[Saved entries]
* BEGIN *

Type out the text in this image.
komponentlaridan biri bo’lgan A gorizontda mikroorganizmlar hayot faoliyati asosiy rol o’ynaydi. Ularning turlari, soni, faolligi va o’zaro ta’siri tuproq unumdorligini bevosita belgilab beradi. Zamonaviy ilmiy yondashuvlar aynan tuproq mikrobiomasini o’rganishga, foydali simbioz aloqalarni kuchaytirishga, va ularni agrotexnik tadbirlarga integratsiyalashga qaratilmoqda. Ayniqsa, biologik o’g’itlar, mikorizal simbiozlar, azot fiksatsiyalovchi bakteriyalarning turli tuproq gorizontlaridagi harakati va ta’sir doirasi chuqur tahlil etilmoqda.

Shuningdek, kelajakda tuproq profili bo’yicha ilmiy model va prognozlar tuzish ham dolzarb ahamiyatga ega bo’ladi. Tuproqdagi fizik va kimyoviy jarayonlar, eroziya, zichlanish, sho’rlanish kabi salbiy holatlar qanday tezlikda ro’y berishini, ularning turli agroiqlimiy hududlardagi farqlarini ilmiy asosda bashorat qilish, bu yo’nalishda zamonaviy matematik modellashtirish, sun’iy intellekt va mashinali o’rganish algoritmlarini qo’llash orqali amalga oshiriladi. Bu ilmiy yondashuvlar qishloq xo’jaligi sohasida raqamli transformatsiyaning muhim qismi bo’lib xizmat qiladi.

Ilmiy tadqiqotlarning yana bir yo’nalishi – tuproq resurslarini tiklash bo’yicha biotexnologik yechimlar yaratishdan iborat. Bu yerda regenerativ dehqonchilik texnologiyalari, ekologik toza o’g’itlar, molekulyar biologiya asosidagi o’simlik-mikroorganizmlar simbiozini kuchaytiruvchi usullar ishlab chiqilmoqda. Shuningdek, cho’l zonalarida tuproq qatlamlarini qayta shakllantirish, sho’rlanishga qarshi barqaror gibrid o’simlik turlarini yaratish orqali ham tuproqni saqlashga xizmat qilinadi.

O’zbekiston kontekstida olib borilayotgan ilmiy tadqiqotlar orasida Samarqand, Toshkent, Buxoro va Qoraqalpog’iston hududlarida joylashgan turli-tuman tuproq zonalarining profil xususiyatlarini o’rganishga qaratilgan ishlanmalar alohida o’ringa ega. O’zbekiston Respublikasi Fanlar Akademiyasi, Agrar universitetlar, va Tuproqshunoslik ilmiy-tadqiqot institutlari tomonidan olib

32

* END *

What you need to do ->
Write out the full listing, keeping every line exactly as it is.

Output below ->
Type out the text in this image.
komponentlaridan biri bo’lgan A gorizontda mikroorganizmlar hayot faoliyati asosiy rol o’ynaydi. Ularning turlari, soni, faolligi va o’zaro ta’siri tuproq unumdorligini bevosita belgilab beradi. Zamonaviy ilmiy yondashuvlar aynan tuproq mikrobiomasini o’rganishga, foydali simbioz aloqalarni kuchaytirishga, va ularni agrotexnik tadbirlarga integratsiyalashga qaratilmoqda. Ayniqsa, biologik o’g’itlar, mikorizal simbiozlar, azot fiksatsiyalovchi bakteriyalarning turli tuproq gorizontlaridagi harakati va ta’sir doirasi chuqur tahlil etilmoqda.

Shuningdek, kelajakda tuproq profili bo’yicha ilmiy model va prognozlar tuzish ham dolzarb ahamiyatga ega bo’ladi. Tuproqdagi fizik va kimyoviy jarayonlar, eroziya, zichlanish, sho’rlanish kabi salbiy holatlar qanday tezlikda ro’y berishini, ularning turli agroiqlimiy hududlardagi farqlarini ilmiy asosda bashorat qilish, bu yo’nalishda zamonaviy matematik modellashtirish, sun’iy intellekt va mashinali o’rganish algoritmlarini qo’llash orqali amalga oshiriladi. Bu ilmiy yondashuvlar qishloq xo’jaligi sohasida raqamli transformatsiyaning muhim qismi bo’lib xizmat qiladi.

Ilmiy tadqiqotlarning yana bir yo’nalishi – tuproq resurslarini tiklash bo’yicha biotexnologik yechimlar yaratishdan iborat. Bu yerda regenerativ dehqonchilik texnologiyalari, ekologik toza o’g’itlar, molekulyar biologiya asosidagi o’simlik-mikroorganizmlar simbiozini kuchaytiruvchi usullar ishlab chiqilmoqda. Shuningdek, cho’l zonalarida tuproq qatlamlarini qayta shakllantirish, sho’rlanishga qarshi barqaror gibrid o’simlik turlarini yaratish orqali ham tuproqni saqlashga xizmat qilinadi.

O’zbekiston kontekstida olib borilayotgan ilmiy tadqiqotlar orasida Samarqand, Toshkent, Buxoro va Qoraqalpog’iston hududlarida joylashgan turli-tuman tuproq zonalarining profil xususiyatlarini o’rganishga qaratilgan ishlanmalar alohida o’ringa ega. O’zbekiston Respublikasi Fanlar Akademiyasi, Agrar universitetlar, va Tuproqshunoslik ilmiy-tadqiqot institutlari tomonidan olib

32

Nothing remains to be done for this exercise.